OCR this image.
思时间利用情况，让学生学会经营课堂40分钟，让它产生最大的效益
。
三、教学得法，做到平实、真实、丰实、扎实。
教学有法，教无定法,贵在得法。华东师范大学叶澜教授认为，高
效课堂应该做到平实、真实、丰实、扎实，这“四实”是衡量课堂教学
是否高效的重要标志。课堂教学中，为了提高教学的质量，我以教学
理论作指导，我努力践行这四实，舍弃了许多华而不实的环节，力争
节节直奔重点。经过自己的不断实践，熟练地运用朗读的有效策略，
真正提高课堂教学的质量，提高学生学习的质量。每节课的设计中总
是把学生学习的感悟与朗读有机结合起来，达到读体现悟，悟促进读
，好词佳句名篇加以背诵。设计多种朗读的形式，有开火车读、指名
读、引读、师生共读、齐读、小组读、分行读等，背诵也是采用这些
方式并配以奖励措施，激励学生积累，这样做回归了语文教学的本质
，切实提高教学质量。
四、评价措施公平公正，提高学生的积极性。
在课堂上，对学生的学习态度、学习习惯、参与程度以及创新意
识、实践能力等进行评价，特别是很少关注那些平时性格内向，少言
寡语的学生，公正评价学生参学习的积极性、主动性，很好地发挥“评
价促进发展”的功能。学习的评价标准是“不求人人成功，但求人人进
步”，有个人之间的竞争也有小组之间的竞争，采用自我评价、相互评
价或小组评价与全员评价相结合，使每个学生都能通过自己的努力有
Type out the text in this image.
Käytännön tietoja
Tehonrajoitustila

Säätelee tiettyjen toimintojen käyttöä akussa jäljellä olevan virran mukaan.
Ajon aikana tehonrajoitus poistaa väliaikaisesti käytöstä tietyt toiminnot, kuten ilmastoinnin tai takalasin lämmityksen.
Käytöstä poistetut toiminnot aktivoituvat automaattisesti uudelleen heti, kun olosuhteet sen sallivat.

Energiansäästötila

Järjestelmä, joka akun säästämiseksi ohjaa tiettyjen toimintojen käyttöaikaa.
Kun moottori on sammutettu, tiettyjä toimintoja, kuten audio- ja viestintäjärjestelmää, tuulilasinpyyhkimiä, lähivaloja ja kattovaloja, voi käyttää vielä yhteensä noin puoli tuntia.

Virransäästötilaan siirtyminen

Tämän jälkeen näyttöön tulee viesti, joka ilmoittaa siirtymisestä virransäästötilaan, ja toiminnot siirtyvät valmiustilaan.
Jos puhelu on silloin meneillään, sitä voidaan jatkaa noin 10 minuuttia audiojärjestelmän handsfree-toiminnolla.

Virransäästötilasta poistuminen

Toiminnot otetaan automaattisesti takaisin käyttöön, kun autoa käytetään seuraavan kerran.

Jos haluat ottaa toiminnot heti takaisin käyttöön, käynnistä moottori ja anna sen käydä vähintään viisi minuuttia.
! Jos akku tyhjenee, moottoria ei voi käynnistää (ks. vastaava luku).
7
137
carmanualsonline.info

***

AIM OF THE TASK :: Within the entries above, report how many lines include "heti", and keep the answer to the number.

WRITTEN RESPONSE :: 2